■ **Data for processing**

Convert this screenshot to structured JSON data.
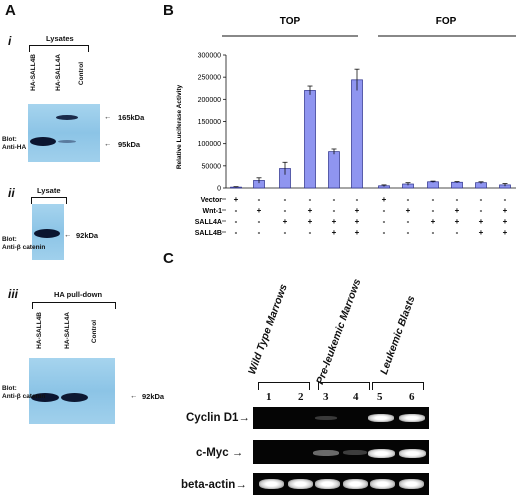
{
  "panel_a": {
    "letter": "A",
    "i": {
      "numeral": "i",
      "bracket_label": "Lysates",
      "lanes": [
        "HA-SALL4B",
        "HA-SALL4A",
        "Control"
      ],
      "blot_label": [
        "Blot:",
        "Anti-HA"
      ],
      "markers": [
        "165kDa",
        "95kDa"
      ]
    },
    "ii": {
      "numeral": "ii",
      "bracket_label": "Lysate",
      "blot_label": [
        "Blot:",
        "Anti-β catenin"
      ],
      "marker": "92kDa"
    },
    "iii": {
      "numeral": "iii",
      "bracket_label": "HA pull-down",
      "lanes": [
        "HA-SALL4B",
        "HA-SALL4A",
        "Control"
      ],
      "blot_label": [
        "Blot:",
        "Anti-β catenin"
      ],
      "marker": "92kDa"
    }
  },
  "panel_b": {
    "letter": "B",
    "group_labels": [
      "TOP",
      "FOP"
    ],
    "row_labels": [
      "Vector",
      "Wnt-1",
      "SALL4A",
      "SALL4B"
    ],
    "conditions": [
      [
        "+",
        "-",
        "-",
        "-"
      ],
      [
        "-",
        "+",
        "-",
        "-"
      ],
      [
        "-",
        "-",
        "+",
        "-"
      ],
      [
        "-",
        "+",
        "+",
        "-"
      ],
      [
        "-",
        "-",
        "+",
        "+"
      ],
      [
        "-",
        "+",
        "+",
        "+"
      ],
      [
        "+",
        "-",
        "-",
        "-"
      ],
      [
        "-",
        "+",
        "-",
        "-"
      ],
      [
        "-",
        "-",
        "+",
        "-"
      ],
      [
        "-",
        "+",
        "+",
        "-"
      ],
      [
        "-",
        "-",
        "+",
        "+"
      ],
      [
        "-",
        "+",
        "+",
        "+"
      ]
    ]
  },
  "chart_data": {
    "type": "bar",
    "ylabel": "Relative Luciferase Activity",
    "ylim": [
      0,
      300000
    ],
    "yticks": [
      0,
      50000,
      100000,
      150000,
      200000,
      250000,
      300000
    ],
    "groups": [
      "TOP",
      "FOP"
    ],
    "values": [
      2000,
      17000,
      44000,
      220000,
      82000,
      244000,
      5000,
      9000,
      14000,
      13000,
      12000,
      7000
    ],
    "errors": [
      1000,
      6000,
      14000,
      10000,
      6000,
      24000,
      2000,
      3000,
      1500,
      1500,
      2000,
      3000
    ],
    "bar_color": "#8f95f0",
    "grid": false
  },
  "panel_c": {
    "letter": "C",
    "groups": [
      "Wild Type Marrows",
      "Pre-leukemic Marrows",
      "Leukemic Blasts"
    ],
    "lanes": [
      "1",
      "2",
      "3",
      "4",
      "5",
      "6"
    ],
    "rows": [
      "Cyclin D1",
      "c-Myc",
      "beta-actin"
    ]
  },
  "colors": {
    "blot_blue": "#9ccdeb",
    "band_dark": "#0b1530",
    "bar_fill": "#8f95f0",
    "gel_background": "#050505"
  }
}
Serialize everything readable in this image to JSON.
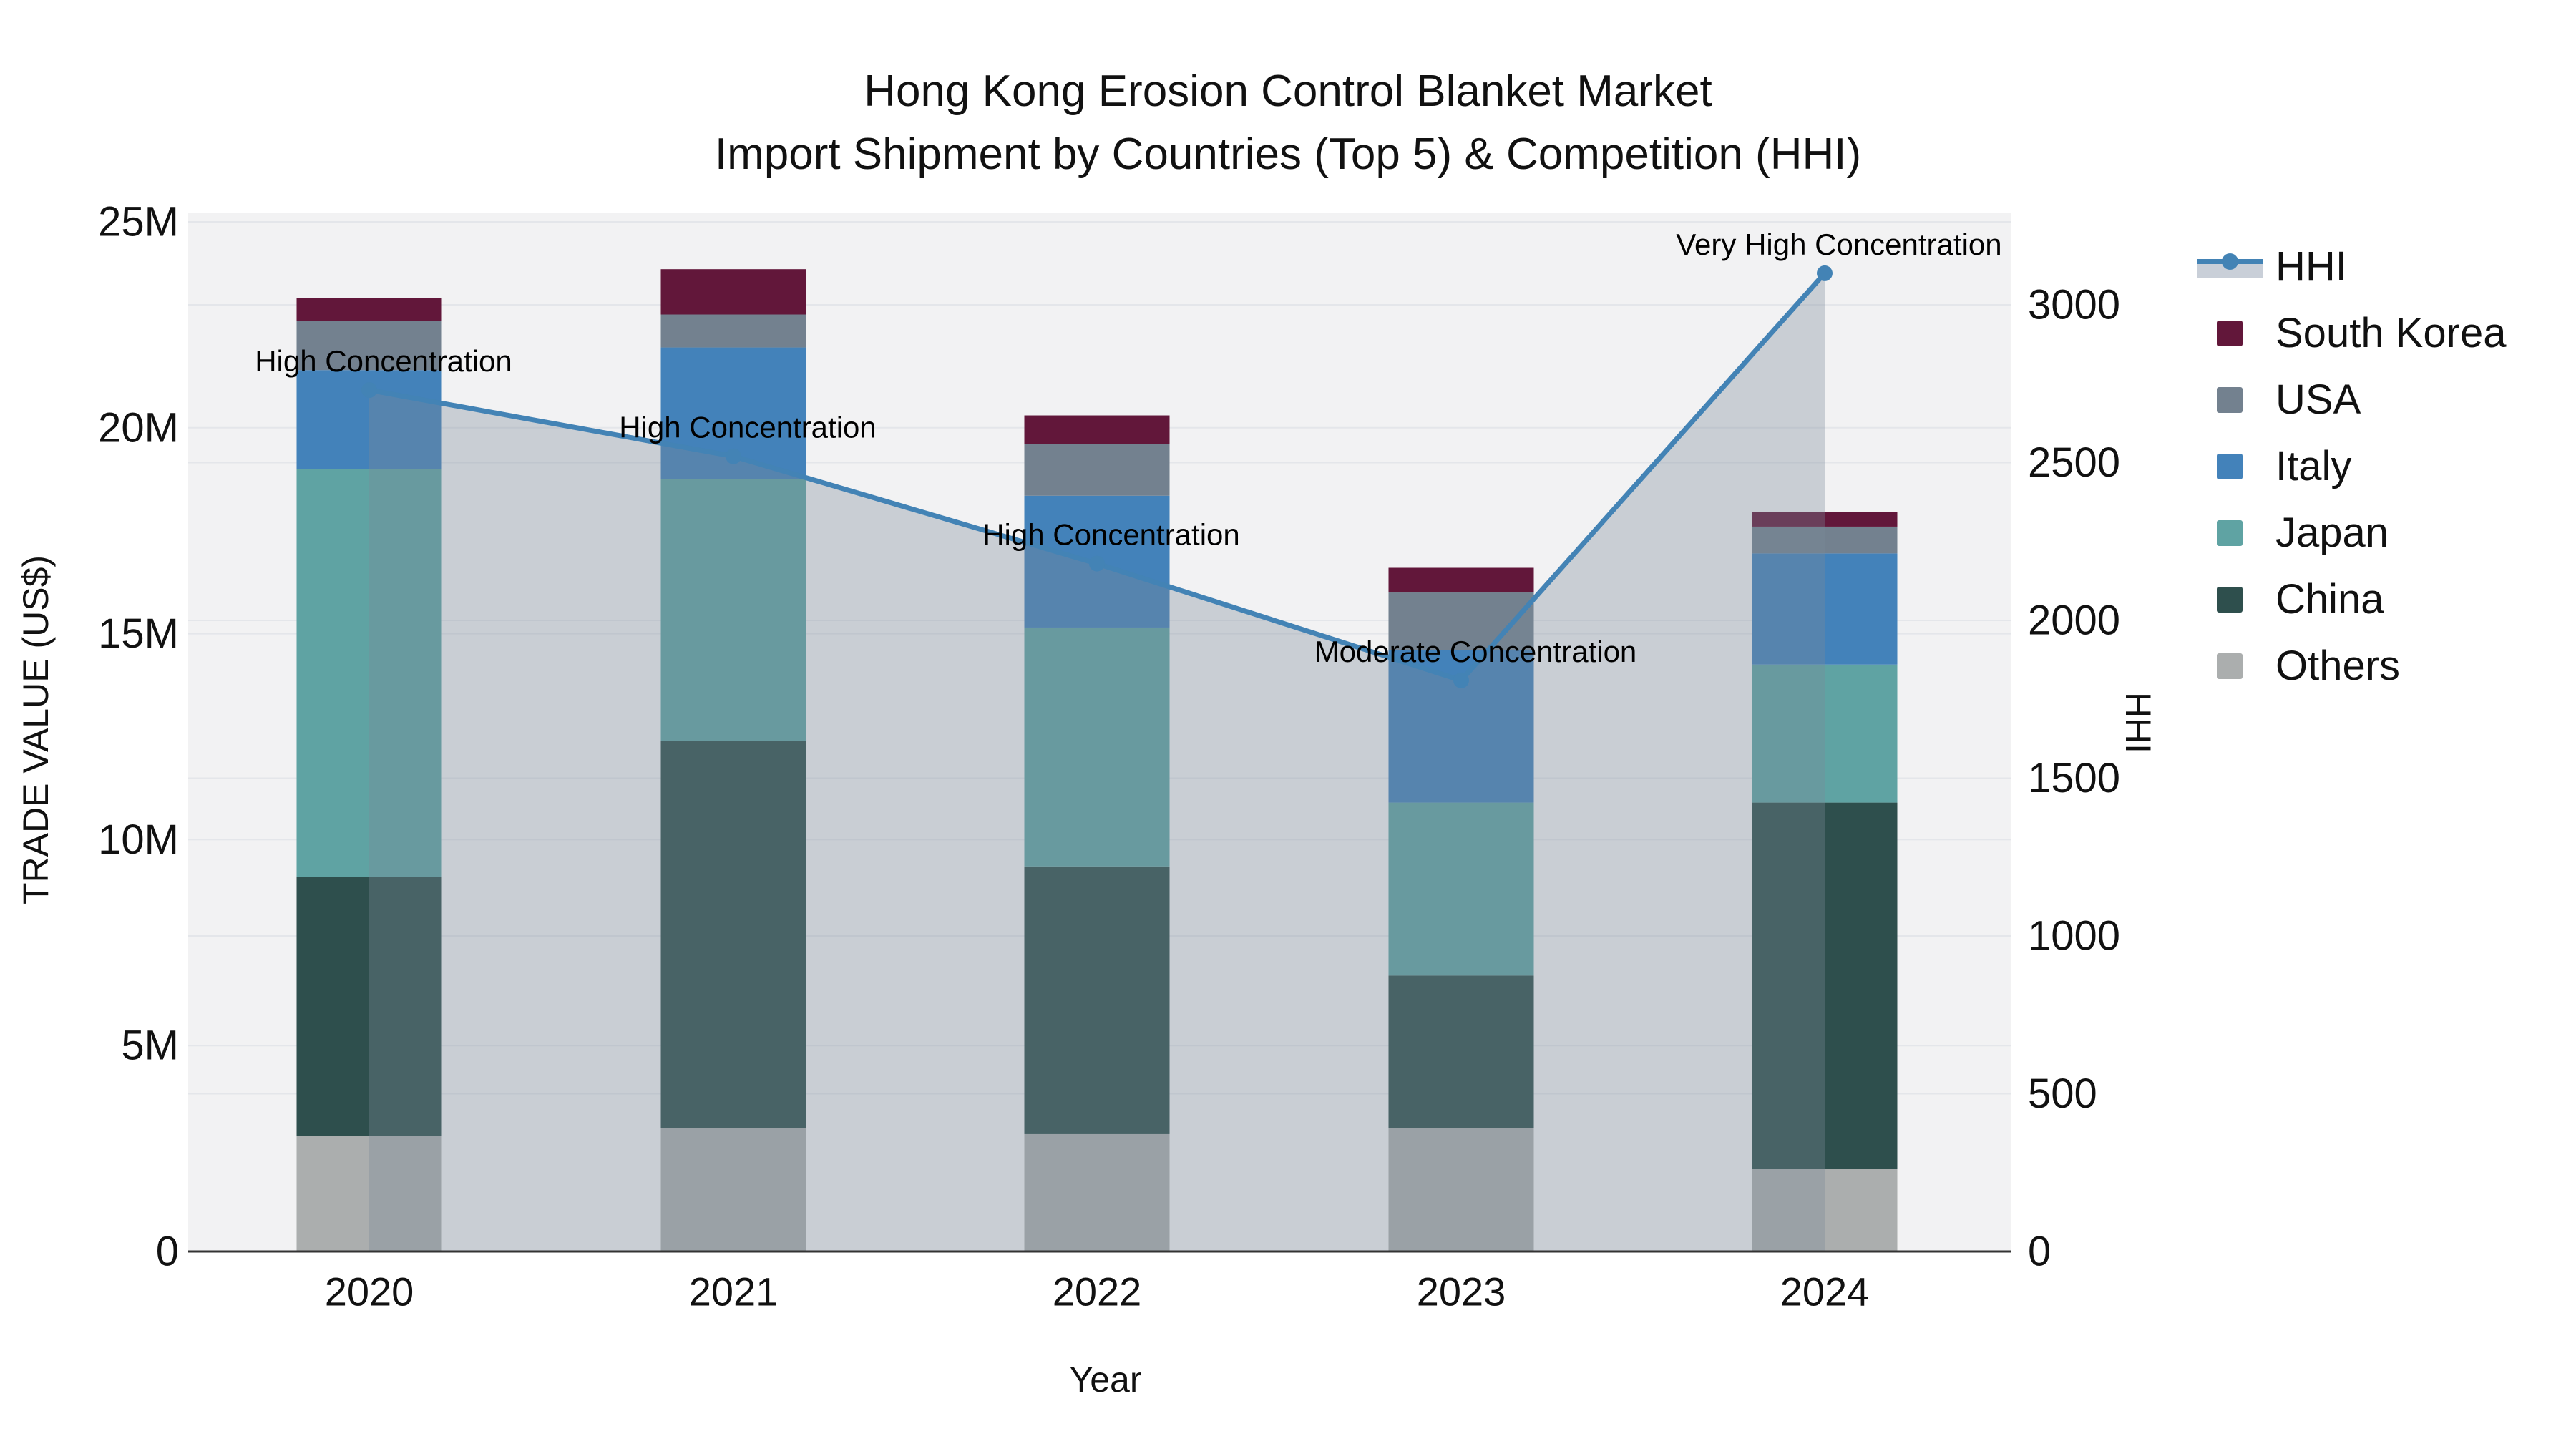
{
  "figure": {
    "title_line1": "Hong Kong Erosion Control Blanket Market",
    "title_line2": "Import Shipment by Countries (Top 5) & Competition (HHI)"
  },
  "chart_data": {
    "type": "combo-stacked-bar-line",
    "title": "Hong Kong Erosion Control Blanket Market — Import Shipment by Countries (Top 5) & Competition (HHI)",
    "xlabel": "Year",
    "ylabel_left": "TRADE VALUE (US$)",
    "ylabel_right": "HHI",
    "categories": [
      "2020",
      "2021",
      "2022",
      "2023",
      "2024"
    ],
    "y_left_ticks": [
      "0",
      "5M",
      "10M",
      "15M",
      "20M",
      "25M"
    ],
    "y_left_tick_values_musd": [
      0,
      5,
      10,
      15,
      20,
      25
    ],
    "y_left_range_musd": [
      0,
      25
    ],
    "y_right_ticks": [
      "0",
      "500",
      "1000",
      "1500",
      "2000",
      "2500",
      "3000"
    ],
    "y_right_tick_values": [
      0,
      500,
      1000,
      1500,
      2000,
      2500,
      3000
    ],
    "grid": true,
    "legend_position": "right",
    "legend_order": [
      "HHI",
      "South Korea",
      "USA",
      "Italy",
      "Japan",
      "China",
      "Others"
    ],
    "bar_unit": "million US$",
    "bar_series_bottom_to_top": [
      {
        "name": "Others",
        "color": "#ABAEAE",
        "values_musd": [
          2.8,
          3.0,
          2.85,
          3.0,
          2.0
        ]
      },
      {
        "name": "China",
        "color": "#2E4F4D",
        "values_musd": [
          6.3,
          9.4,
          6.5,
          3.7,
          8.9
        ]
      },
      {
        "name": "Japan",
        "color": "#5FA3A3",
        "values_musd": [
          9.9,
          6.35,
          5.8,
          4.2,
          3.35
        ]
      },
      {
        "name": "Italy",
        "color": "#4382BA",
        "values_musd": [
          2.4,
          3.2,
          3.2,
          3.7,
          2.7
        ]
      },
      {
        "name": "USA",
        "color": "#73818F",
        "values_musd": [
          1.2,
          0.8,
          1.25,
          1.4,
          0.65
        ]
      },
      {
        "name": "South Korea",
        "color": "#62173A",
        "values_musd": [
          0.55,
          1.1,
          0.7,
          0.6,
          0.35
        ]
      }
    ],
    "line_series": {
      "name": "HHI",
      "axis": "right",
      "color": "#4383B5",
      "area_fill": "rgba(122,137,151,0.34)",
      "values": [
        2730,
        2520,
        2180,
        1810,
        3100
      ]
    },
    "annotations": [
      {
        "x": "2020",
        "text": "High Concentration"
      },
      {
        "x": "2021",
        "text": "High Concentration"
      },
      {
        "x": "2022",
        "text": "High Concentration"
      },
      {
        "x": "2023",
        "text": "Moderate Concentration"
      },
      {
        "x": "2024",
        "text": "Very High Concentration"
      }
    ]
  },
  "colors": {
    "figure_bg": "#FFFFFF",
    "plot_bg": "#F2F2F3",
    "grid_line": "#E4E6EA",
    "axis_line": "#333333",
    "text": "#111111",
    "annotation_text": "#000000",
    "legend_area_band": "#C9CFD8"
  }
}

■ **Work to complete**
Write out every line above exactly as it is, leaving out the pictures.

■ **Exercise output**
Convert this screenshot to structured JSON data.
{
  "panel_a": {
    "letter": "A",
    "i": {
      "numeral": "i",
      "bracket_label": "Lysates",
      "lanes": [
        "HA-SALL4B",
        "HA-SALL4A",
        "Control"
      ],
      "blot_label": [
        "Blot:",
        "Anti-HA"
      ],
      "markers": [
        "165kDa",
        "95kDa"
      ]
    },
    "ii": {
      "numeral": "ii",
      "bracket_label": "Lysate",
      "blot_label": [
        "Blot:",
        "Anti-β catenin"
      ],
      "marker": "92kDa"
    },
    "iii": {
      "numeral": "iii",
      "bracket_label": "HA pull-down",
      "lanes": [
        "HA-SALL4B",
        "HA-SALL4A",
        "Control"
      ],
      "blot_label": [
        "Blot:",
        "Anti-β catenin"
      ],
      "marker": "92kDa"
    }
  },
  "panel_b": {
    "letter": "B",
    "group_labels": [
      "TOP",
      "FOP"
    ],
    "row_labels": [
      "Vector",
      "Wnt-1",
      "SALL4A",
      "SALL4B"
    ],
    "conditions": [
      [
        "+",
        "-",
        "-",
        "-"
      ],
      [
        "-",
        "+",
        "-",
        "-"
      ],
      [
        "-",
        "-",
        "+",
        "-"
      ],
      [
        "-",
        "+",
        "+",
        "-"
      ],
      [
        "-",
        "-",
        "+",
        "+"
      ],
      [
        "-",
        "+",
        "+",
        "+"
      ],
      [
        "+",
        "-",
        "-",
        "-"
      ],
      [
        "-",
        "+",
        "-",
        "-"
      ],
      [
        "-",
        "-",
        "+",
        "-"
      ],
      [
        "-",
        "+",
        "+",
        "-"
      ],
      [
        "-",
        "-",
        "+",
        "+"
      ],
      [
        "-",
        "+",
        "+",
        "+"
      ]
    ]
  },
  "chart_data": {
    "type": "bar",
    "ylabel": "Relative Luciferase Activity",
    "ylim": [
      0,
      300000
    ],
    "yticks": [
      0,
      50000,
      100000,
      150000,
      200000,
      250000,
      300000
    ],
    "groups": [
      "TOP",
      "FOP"
    ],
    "values": [
      2000,
      17000,
      44000,
      220000,
      82000,
      244000,
      5000,
      9000,
      14000,
      13000,
      12000,
      7000
    ],
    "errors": [
      1000,
      6000,
      14000,
      10000,
      6000,
      24000,
      2000,
      3000,
      1500,
      1500,
      2000,
      3000
    ],
    "bar_color": "#8f95f0",
    "grid": false
  },
  "panel_c": {
    "letter": "C",
    "groups": [
      "Wild Type Marrows",
      "Pre-leukemic Marrows",
      "Leukemic Blasts"
    ],
    "lanes": [
      "1",
      "2",
      "3",
      "4",
      "5",
      "6"
    ],
    "rows": [
      "Cyclin D1",
      "c-Myc",
      "beta-actin"
    ]
  },
  "colors": {
    "blot_blue": "#9ccdeb",
    "band_dark": "#0b1530",
    "bar_fill": "#8f95f0",
    "gel_background": "#050505"
  }
}
Serialize everything readable in this image to JSON.
{
  "figure": {
    "title_line1": "Hong Kong Erosion Control Blanket Market",
    "title_line2": "Import Shipment by Countries (Top 5) & Competition (HHI)"
  },
  "chart_data": {
    "type": "combo-stacked-bar-line",
    "title": "Hong Kong Erosion Control Blanket Market — Import Shipment by Countries (Top 5) & Competition (HHI)",
    "xlabel": "Year",
    "ylabel_left": "TRADE VALUE (US$)",
    "ylabel_right": "HHI",
    "categories": [
      "2020",
      "2021",
      "2022",
      "2023",
      "2024"
    ],
    "y_left_ticks": [
      "0",
      "5M",
      "10M",
      "15M",
      "20M",
      "25M"
    ],
    "y_left_tick_values_musd": [
      0,
      5,
      10,
      15,
      20,
      25
    ],
    "y_left_range_musd": [
      0,
      25
    ],
    "y_right_ticks": [
      "0",
      "500",
      "1000",
      "1500",
      "2000",
      "2500",
      "3000"
    ],
    "y_right_tick_values": [
      0,
      500,
      1000,
      1500,
      2000,
      2500,
      3000
    ],
    "grid": true,
    "legend_position": "right",
    "legend_order": [
      "HHI",
      "South Korea",
      "USA",
      "Italy",
      "Japan",
      "China",
      "Others"
    ],
    "bar_unit": "million US$",
    "bar_series_bottom_to_top": [
      {
        "name": "Others",
        "color": "#ABAEAE",
        "values_musd": [
          2.8,
          3.0,
          2.85,
          3.0,
          2.0
        ]
      },
      {
        "name": "China",
        "color": "#2E4F4D",
        "values_musd": [
          6.3,
          9.4,
          6.5,
          3.7,
          8.9
        ]
      },
      {
        "name": "Japan",
        "color": "#5FA3A3",
        "values_musd": [
          9.9,
          6.35,
          5.8,
          4.2,
          3.35
        ]
      },
      {
        "name": "Italy",
        "color": "#4382BA",
        "values_musd": [
          2.4,
          3.2,
          3.2,
          3.7,
          2.7
        ]
      },
      {
        "name": "USA",
        "color": "#73818F",
        "values_musd": [
          1.2,
          0.8,
          1.25,
          1.4,
          0.65
        ]
      },
      {
        "name": "South Korea",
        "color": "#62173A",
        "values_musd": [
          0.55,
          1.1,
          0.7,
          0.6,
          0.35
        ]
      }
    ],
    "line_series": {
      "name": "HHI",
      "axis": "right",
      "color": "#4383B5",
      "area_fill": "rgba(122,137,151,0.34)",
      "values": [
        2730,
        2520,
        2180,
        1810,
        3100
      ]
    },
    "annotations": [
      {
        "x": "2020",
        "text": "High Concentration"
      },
      {
        "x": "2021",
        "text": "High Concentration"
      },
      {
        "x": "2022",
        "text": "High Concentration"
      },
      {
        "x": "2023",
        "text": "Moderate Concentration"
      },
      {
        "x": "2024",
        "text": "Very High Concentration"
      }
    ]
  },
  "colors": {
    "figure_bg": "#FFFFFF",
    "plot_bg": "#F2F2F3",
    "grid_line": "#E4E6EA",
    "axis_line": "#333333",
    "text": "#111111",
    "annotation_text": "#000000",
    "legend_area_band": "#C9CFD8"
  }
}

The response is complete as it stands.